Input records:
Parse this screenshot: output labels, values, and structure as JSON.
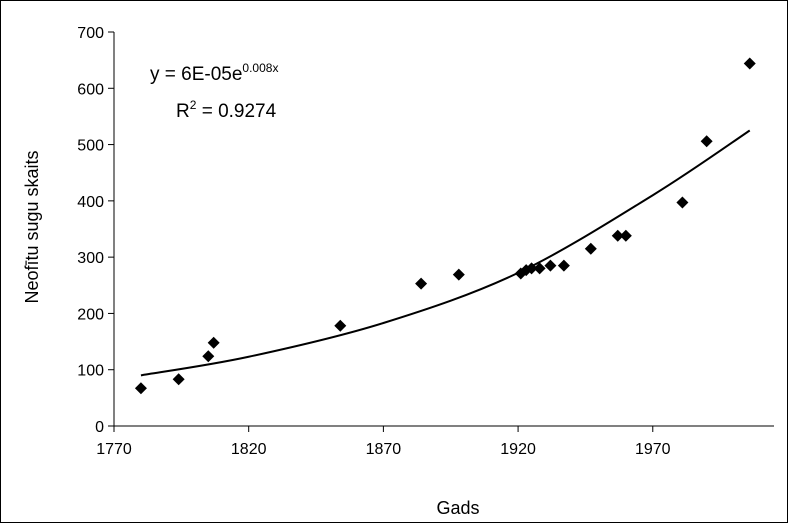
{
  "chart_data": {
    "type": "scatter",
    "xlabel": "Gads",
    "ylabel": "Neofītu sugu skaits",
    "xlim": [
      1770,
      2015
    ],
    "ylim": [
      0,
      700
    ],
    "xticks": [
      1770,
      1820,
      1870,
      1920,
      1970
    ],
    "yticks": [
      0,
      100,
      200,
      300,
      400,
      500,
      600,
      700
    ],
    "grid": false,
    "points": [
      {
        "x": 1780,
        "y": 67
      },
      {
        "x": 1794,
        "y": 83
      },
      {
        "x": 1805,
        "y": 124
      },
      {
        "x": 1807,
        "y": 148
      },
      {
        "x": 1854,
        "y": 178
      },
      {
        "x": 1884,
        "y": 253
      },
      {
        "x": 1898,
        "y": 269
      },
      {
        "x": 1921,
        "y": 271
      },
      {
        "x": 1923,
        "y": 277
      },
      {
        "x": 1925,
        "y": 280
      },
      {
        "x": 1928,
        "y": 280
      },
      {
        "x": 1932,
        "y": 285
      },
      {
        "x": 1937,
        "y": 285
      },
      {
        "x": 1947,
        "y": 315
      },
      {
        "x": 1957,
        "y": 338
      },
      {
        "x": 1960,
        "y": 338
      },
      {
        "x": 1981,
        "y": 397
      },
      {
        "x": 1990,
        "y": 506
      },
      {
        "x": 2006,
        "y": 644
      }
    ],
    "trendline": {
      "type": "exponential",
      "x": [
        1780,
        1820,
        1870,
        1920,
        1970,
        2006
      ],
      "y": [
        90,
        123,
        183,
        272,
        410,
        525
      ]
    },
    "annotations": {
      "equation_main": "y = 6E-05e",
      "equation_exponent": "0.008x",
      "r2_label": "R",
      "r2_superscript": "2",
      "r2_value": " = 0.9274"
    },
    "colors": {
      "marker": "#000000",
      "line": "#000000"
    }
  }
}
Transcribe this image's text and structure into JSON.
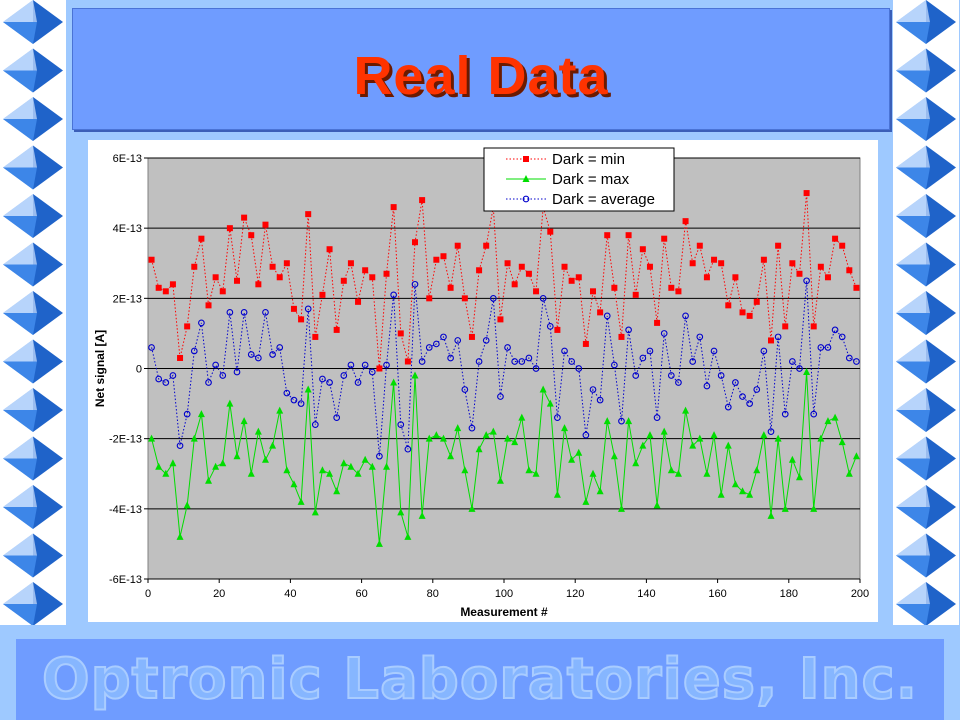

Written problem: Leave out every picture and copy the rest of the records exactly.

The response:
Parse this screenshot: output labels, values, and structure as JSON.
{
  "chart_data": {
    "type": "scatter",
    "xlabel": "Gads",
    "ylabel": "Neofītu sugu skaits",
    "xlim": [
      1770,
      2015
    ],
    "ylim": [
      0,
      700
    ],
    "xticks": [
      1770,
      1820,
      1870,
      1920,
      1970
    ],
    "yticks": [
      0,
      100,
      200,
      300,
      400,
      500,
      600,
      700
    ],
    "grid": false,
    "points": [
      {
        "x": 1780,
        "y": 67
      },
      {
        "x": 1794,
        "y": 83
      },
      {
        "x": 1805,
        "y": 124
      },
      {
        "x": 1807,
        "y": 148
      },
      {
        "x": 1854,
        "y": 178
      },
      {
        "x": 1884,
        "y": 253
      },
      {
        "x": 1898,
        "y": 269
      },
      {
        "x": 1921,
        "y": 271
      },
      {
        "x": 1923,
        "y": 277
      },
      {
        "x": 1925,
        "y": 280
      },
      {
        "x": 1928,
        "y": 280
      },
      {
        "x": 1932,
        "y": 285
      },
      {
        "x": 1937,
        "y": 285
      },
      {
        "x": 1947,
        "y": 315
      },
      {
        "x": 1957,
        "y": 338
      },
      {
        "x": 1960,
        "y": 338
      },
      {
        "x": 1981,
        "y": 397
      },
      {
        "x": 1990,
        "y": 506
      },
      {
        "x": 2006,
        "y": 644
      }
    ],
    "trendline": {
      "type": "exponential",
      "x": [
        1780,
        1820,
        1870,
        1920,
        1970,
        2006
      ],
      "y": [
        90,
        123,
        183,
        272,
        410,
        525
      ]
    },
    "annotations": {
      "equation_main": "y = 6E-05e",
      "equation_exponent": "0.008x",
      "r2_label": "R",
      "r2_superscript": "2",
      "r2_value": " = 0.9274"
    },
    "colors": {
      "marker": "#000000",
      "line": "#000000"
    }
  }
}
Transcribe this image's text and structure into JSON.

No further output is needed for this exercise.